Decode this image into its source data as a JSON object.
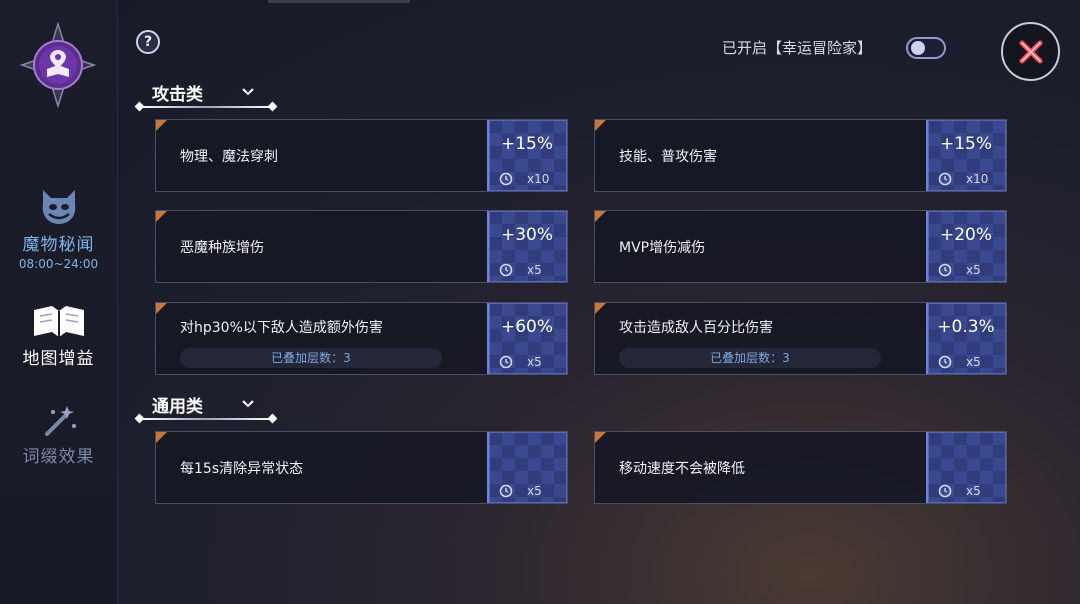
{
  "sidebar": {
    "items": [
      {
        "label": "魔物秘闻",
        "sub": "08:00~24:00",
        "icon": "demon-face-icon",
        "color": "#7fb4e8"
      },
      {
        "label": "地图增益",
        "icon": "map-book-icon",
        "color": "#ffffff"
      },
      {
        "label": "词缀效果",
        "icon": "magic-wand-icon",
        "color": "#7d87a8"
      }
    ]
  },
  "header": {
    "help_label": "?",
    "toggle_label": "已开启【幸运冒险家】",
    "toggle_on": false
  },
  "sections": [
    {
      "title": "攻击类"
    },
    {
      "title": "通用类"
    }
  ],
  "cards": [
    {
      "name": "物理、魔法穿刺",
      "value": "+15%",
      "count": "x10"
    },
    {
      "name": "技能、普攻伤害",
      "value": "+15%",
      "count": "x10"
    },
    {
      "name": "恶魔种族增伤",
      "value": "+30%",
      "count": "x5"
    },
    {
      "name": "MVP增伤减伤",
      "value": "+20%",
      "count": "x5"
    },
    {
      "name": "对hp30%以下敌人造成额外伤害",
      "value": "+60%",
      "count": "x5",
      "stack": "已叠加层数：3"
    },
    {
      "name": "攻击造成敌人百分比伤害",
      "value": "+0.3%",
      "count": "x5",
      "stack": "已叠加层数：3"
    },
    {
      "name": "每15s清除异常状态",
      "value": "",
      "count": "x5"
    },
    {
      "name": "移动速度不会被降低",
      "value": "",
      "count": "x5"
    }
  ],
  "colors": {
    "accent": "#3a4890",
    "corner": "#c8773a",
    "active_nav": "#ffffff",
    "inactive_nav": "#7d87a8"
  }
}
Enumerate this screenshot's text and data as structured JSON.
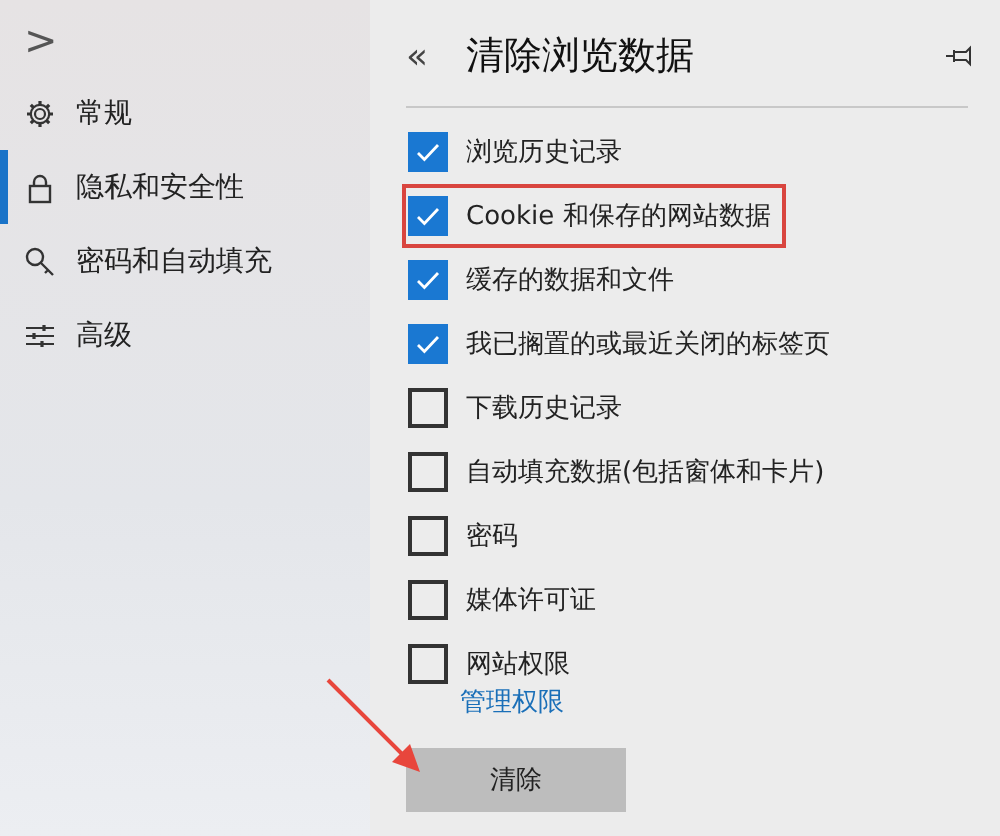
{
  "sidebar": {
    "expand_glyph": ">",
    "items": [
      {
        "label": "常规",
        "selected": false
      },
      {
        "label": "隐私和安全性",
        "selected": true
      },
      {
        "label": "密码和自动填充",
        "selected": false
      },
      {
        "label": "高级",
        "selected": false
      }
    ]
  },
  "panel": {
    "back_glyph": "«",
    "title": "清除浏览数据",
    "options": [
      {
        "label": "浏览历史记录",
        "checked": true,
        "highlighted": false
      },
      {
        "label": "Cookie 和保存的网站数据",
        "checked": true,
        "highlighted": true
      },
      {
        "label": "缓存的数据和文件",
        "checked": true,
        "highlighted": false
      },
      {
        "label": "我已搁置的或最近关闭的标签页",
        "checked": true,
        "highlighted": false
      },
      {
        "label": "下载历史记录",
        "checked": false,
        "highlighted": false
      },
      {
        "label": "自动填充数据(包括窗体和卡片)",
        "checked": false,
        "highlighted": false
      },
      {
        "label": "密码",
        "checked": false,
        "highlighted": false
      },
      {
        "label": "媒体许可证",
        "checked": false,
        "highlighted": false
      },
      {
        "label": "网站权限",
        "checked": false,
        "highlighted": false
      }
    ],
    "link": "管理权限",
    "button": "清除"
  }
}
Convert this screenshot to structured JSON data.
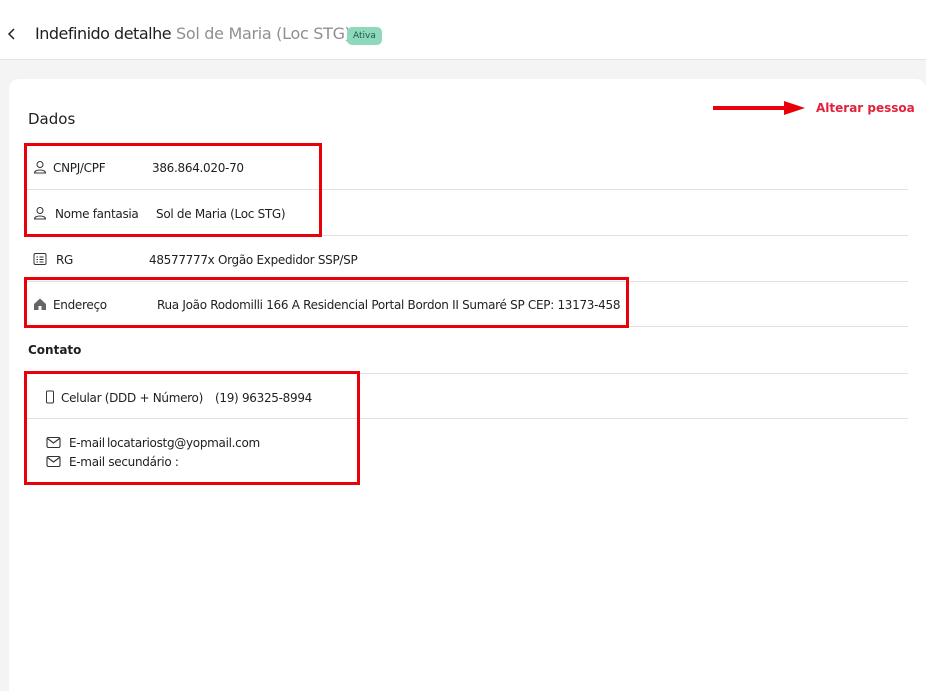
{
  "header": {
    "title": "Indefinido detalhe",
    "subtitle": "Sol de Maria (Loc STG)",
    "badge": "Ativa"
  },
  "dados": {
    "title": "Dados",
    "alter_label": "Alterar pessoa",
    "rows": [
      {
        "icon": "user-icon",
        "label": "CNPJ/CPF",
        "value": "386.864.020-70"
      },
      {
        "icon": "user-icon",
        "label": "Nome fantasia",
        "value": "Sol de Maria (Loc STG)"
      },
      {
        "icon": "id-card-icon",
        "label": "RG",
        "value": "48577777x Orgão Expedidor SSP/SP"
      },
      {
        "icon": "home-icon",
        "label": "Endereço",
        "value": "Rua João Rodomilli 166 A Residencial Portal Bordon II Sumaré SP CEP: 13173-458"
      }
    ]
  },
  "contato": {
    "title": "Contato",
    "phone": {
      "icon": "phone-icon",
      "label": "Celular (DDD + Número)",
      "value": "(19) 96325-8994"
    },
    "email": {
      "icon": "mail-icon",
      "label": "E-mail",
      "value": "locatariostg@yopmail.com"
    },
    "email_secondary": {
      "icon": "mail-icon",
      "label": "E-mail secundário :",
      "value": ""
    }
  },
  "colors": {
    "accent": "#e3213b",
    "badge_bg": "#8ed8bb",
    "highlight": "#e8000b"
  }
}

________________________________________

Repeat only the lines from the line with "Convert this screenshot" to the end of the entries, including both the first and the last line, and drop every picture.

Convert this screenshot to structured JSON data.
{
  "header": {
    "title": "Indefinido detalhe",
    "subtitle": "Sol de Maria (Loc STG)",
    "badge": "Ativa"
  },
  "dados": {
    "title": "Dados",
    "alter_label": "Alterar pessoa",
    "rows": [
      {
        "icon": "user-icon",
        "label": "CNPJ/CPF",
        "value": "386.864.020-70"
      },
      {
        "icon": "user-icon",
        "label": "Nome fantasia",
        "value": "Sol de Maria (Loc STG)"
      },
      {
        "icon": "id-card-icon",
        "label": "RG",
        "value": "48577777x Orgão Expedidor SSP/SP"
      },
      {
        "icon": "home-icon",
        "label": "Endereço",
        "value": "Rua João Rodomilli 166 A Residencial Portal Bordon II Sumaré SP CEP: 13173-458"
      }
    ]
  },
  "contato": {
    "title": "Contato",
    "phone": {
      "icon": "phone-icon",
      "label": "Celular (DDD + Número)",
      "value": "(19) 96325-8994"
    },
    "email": {
      "icon": "mail-icon",
      "label": "E-mail",
      "value": "locatariostg@yopmail.com"
    },
    "email_secondary": {
      "icon": "mail-icon",
      "label": "E-mail secundário :",
      "value": ""
    }
  },
  "colors": {
    "accent": "#e3213b",
    "badge_bg": "#8ed8bb",
    "highlight": "#e8000b"
  }
}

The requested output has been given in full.